## WHAT YOU WILL DO:
Transcribe all of the data exactly. Omit the pictures.

## THE RECORDS:

-*-

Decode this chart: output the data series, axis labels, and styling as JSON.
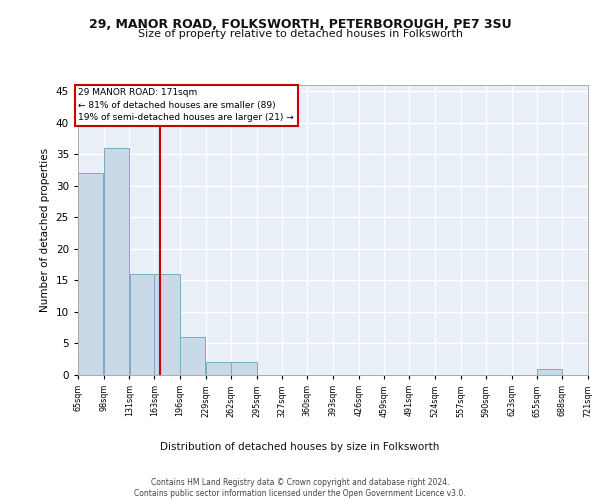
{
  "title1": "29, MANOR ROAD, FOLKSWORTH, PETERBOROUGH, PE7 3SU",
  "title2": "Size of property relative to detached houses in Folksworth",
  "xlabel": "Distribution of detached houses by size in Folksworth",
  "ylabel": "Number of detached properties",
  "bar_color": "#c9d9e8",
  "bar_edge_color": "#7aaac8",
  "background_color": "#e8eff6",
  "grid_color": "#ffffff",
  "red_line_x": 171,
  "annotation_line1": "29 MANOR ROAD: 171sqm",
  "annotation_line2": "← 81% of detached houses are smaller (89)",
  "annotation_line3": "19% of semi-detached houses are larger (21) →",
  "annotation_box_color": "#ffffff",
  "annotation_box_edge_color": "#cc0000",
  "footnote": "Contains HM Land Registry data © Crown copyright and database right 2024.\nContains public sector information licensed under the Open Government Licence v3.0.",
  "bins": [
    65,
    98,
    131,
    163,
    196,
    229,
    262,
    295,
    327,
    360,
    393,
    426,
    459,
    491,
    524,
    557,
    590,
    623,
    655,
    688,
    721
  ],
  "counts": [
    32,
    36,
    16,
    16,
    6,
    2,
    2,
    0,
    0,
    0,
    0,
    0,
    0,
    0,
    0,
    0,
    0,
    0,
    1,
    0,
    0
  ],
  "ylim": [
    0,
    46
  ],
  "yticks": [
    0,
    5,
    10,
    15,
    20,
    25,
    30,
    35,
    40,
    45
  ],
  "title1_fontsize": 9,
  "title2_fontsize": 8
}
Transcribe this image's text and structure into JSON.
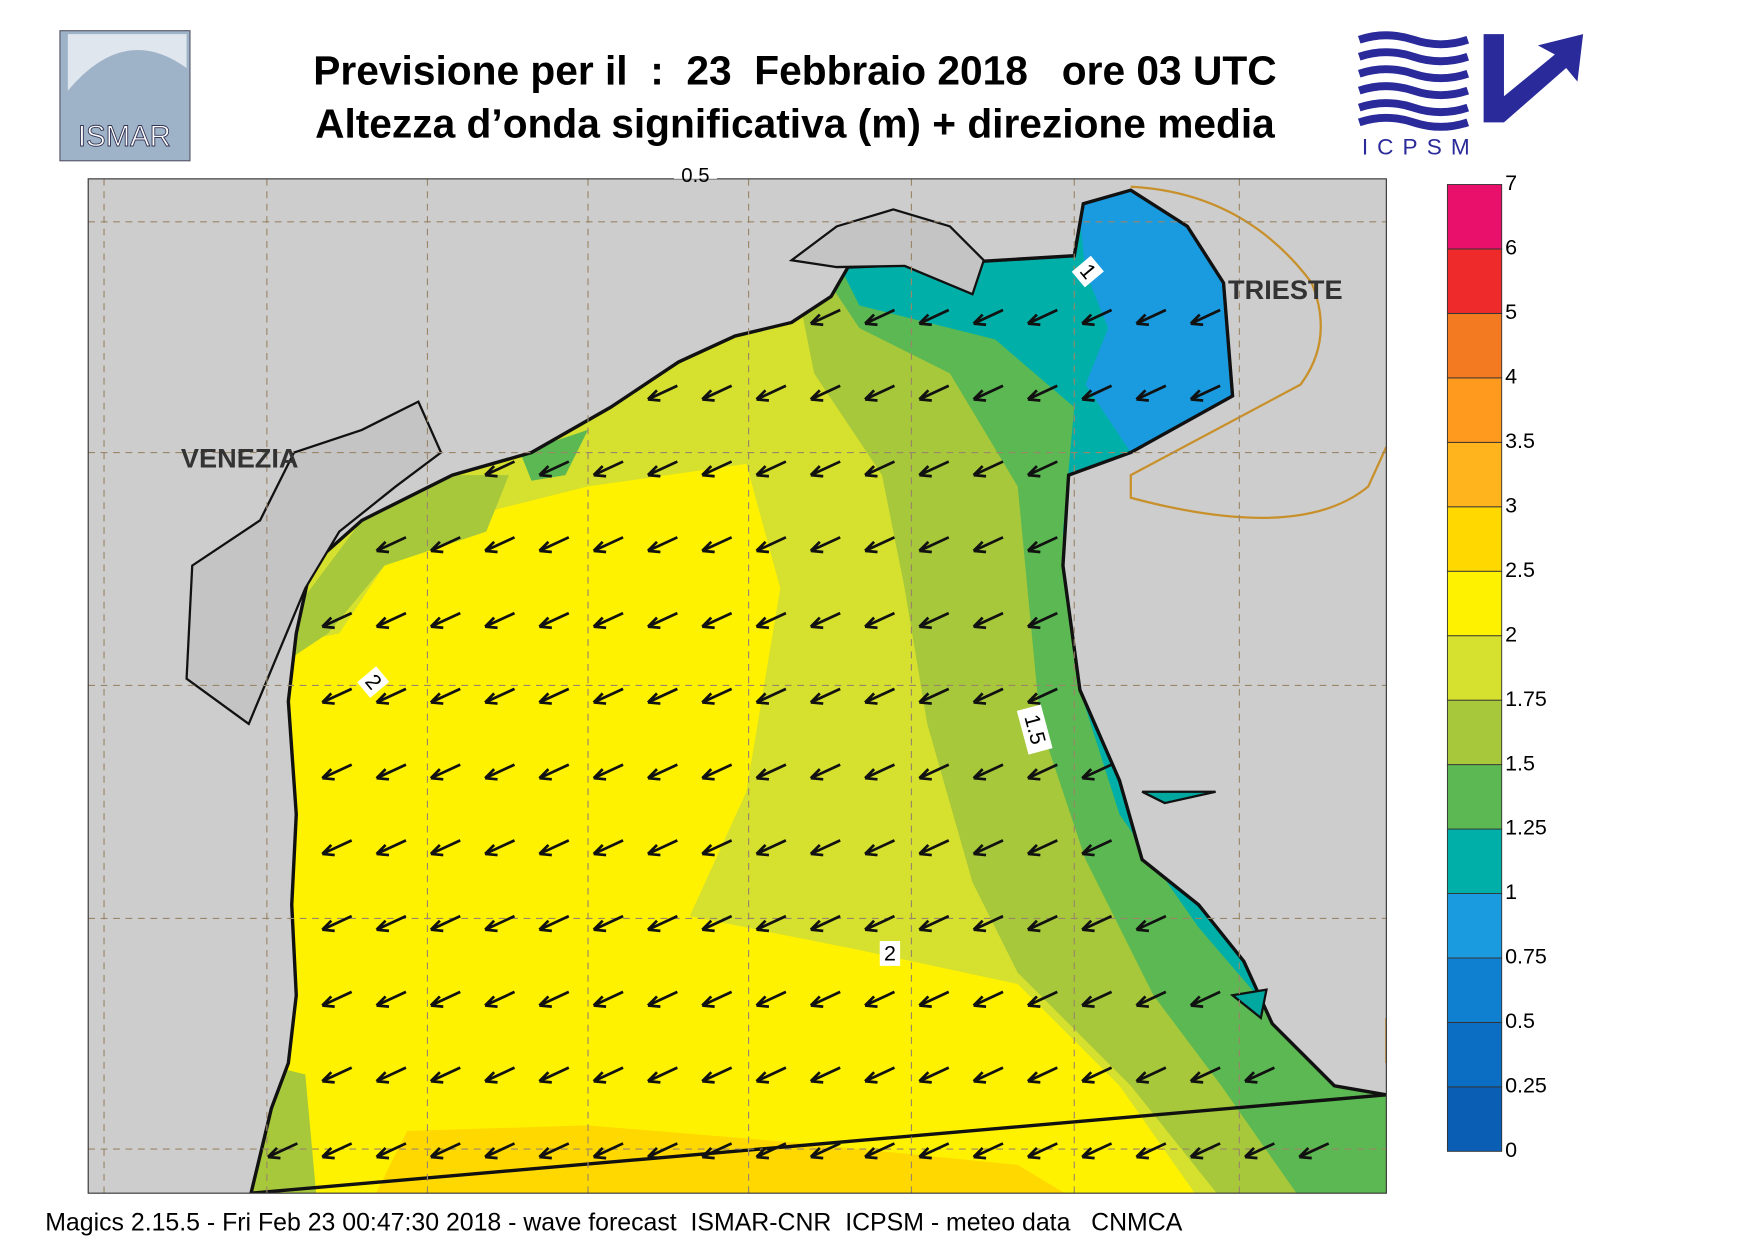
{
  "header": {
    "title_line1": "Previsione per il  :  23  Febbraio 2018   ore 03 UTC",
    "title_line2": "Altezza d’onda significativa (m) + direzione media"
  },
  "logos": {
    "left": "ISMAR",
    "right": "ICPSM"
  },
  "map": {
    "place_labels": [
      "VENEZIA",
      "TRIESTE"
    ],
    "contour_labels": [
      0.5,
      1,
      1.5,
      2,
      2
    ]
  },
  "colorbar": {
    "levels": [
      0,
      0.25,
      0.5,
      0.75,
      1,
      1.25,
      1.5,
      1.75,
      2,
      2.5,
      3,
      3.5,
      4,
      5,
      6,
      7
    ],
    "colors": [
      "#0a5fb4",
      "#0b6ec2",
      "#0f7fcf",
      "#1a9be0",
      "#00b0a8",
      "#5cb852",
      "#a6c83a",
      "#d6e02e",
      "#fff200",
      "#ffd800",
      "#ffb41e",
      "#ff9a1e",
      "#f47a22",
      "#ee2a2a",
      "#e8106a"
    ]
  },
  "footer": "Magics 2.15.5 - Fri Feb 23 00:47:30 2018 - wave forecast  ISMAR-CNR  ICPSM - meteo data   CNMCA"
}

-*-

## RESPONSE:
Decode this chart: output the data series, axis labels, and styling as JSON.
{
  "title1": "29, MANOR ROAD, FOLKSWORTH, PETERBOROUGH, PE7 3SU",
  "title2": "Size of property relative to detached houses in Folksworth",
  "xlabel": "Distribution of detached houses by size in Folksworth",
  "ylabel": "Number of detached properties",
  "bar_color": "#c9d9e8",
  "bar_edge_color": "#7aaac8",
  "background_color": "#e8eff6",
  "grid_color": "#ffffff",
  "red_line_x": 171,
  "annotation_line1": "29 MANOR ROAD: 171sqm",
  "annotation_line2": "← 81% of detached houses are smaller (89)",
  "annotation_line3": "19% of semi-detached houses are larger (21) →",
  "annotation_box_color": "#ffffff",
  "annotation_box_edge_color": "#cc0000",
  "footnote": "Contains HM Land Registry data © Crown copyright and database right 2024.\nContains public sector information licensed under the Open Government Licence v3.0.",
  "bins": [
    65,
    98,
    131,
    163,
    196,
    229,
    262,
    295,
    327,
    360,
    393,
    426,
    459,
    491,
    524,
    557,
    590,
    623,
    655,
    688,
    721
  ],
  "counts": [
    32,
    36,
    16,
    16,
    6,
    2,
    2,
    0,
    0,
    0,
    0,
    0,
    0,
    0,
    0,
    0,
    0,
    0,
    1,
    0,
    0
  ],
  "ylim": [
    0,
    46
  ],
  "yticks": [
    0,
    5,
    10,
    15,
    20,
    25,
    30,
    35,
    40,
    45
  ],
  "title1_fontsize": 9,
  "title2_fontsize": 8
}
Transcribe this image's text and structure into JSON.
{
  "header": {
    "title_line1": "Previsione per il  :  23  Febbraio 2018   ore 03 UTC",
    "title_line2": "Altezza d’onda significativa (m) + direzione media"
  },
  "logos": {
    "left": "ISMAR",
    "right": "ICPSM"
  },
  "map": {
    "place_labels": [
      "VENEZIA",
      "TRIESTE"
    ],
    "contour_labels": [
      0.5,
      1,
      1.5,
      2,
      2
    ]
  },
  "colorbar": {
    "levels": [
      0,
      0.25,
      0.5,
      0.75,
      1,
      1.25,
      1.5,
      1.75,
      2,
      2.5,
      3,
      3.5,
      4,
      5,
      6,
      7
    ],
    "colors": [
      "#0a5fb4",
      "#0b6ec2",
      "#0f7fcf",
      "#1a9be0",
      "#00b0a8",
      "#5cb852",
      "#a6c83a",
      "#d6e02e",
      "#fff200",
      "#ffd800",
      "#ffb41e",
      "#ff9a1e",
      "#f47a22",
      "#ee2a2a",
      "#e8106a"
    ]
  },
  "footer": "Magics 2.15.5 - Fri Feb 23 00:47:30 2018 - wave forecast  ISMAR-CNR  ICPSM - meteo data   CNMCA"
}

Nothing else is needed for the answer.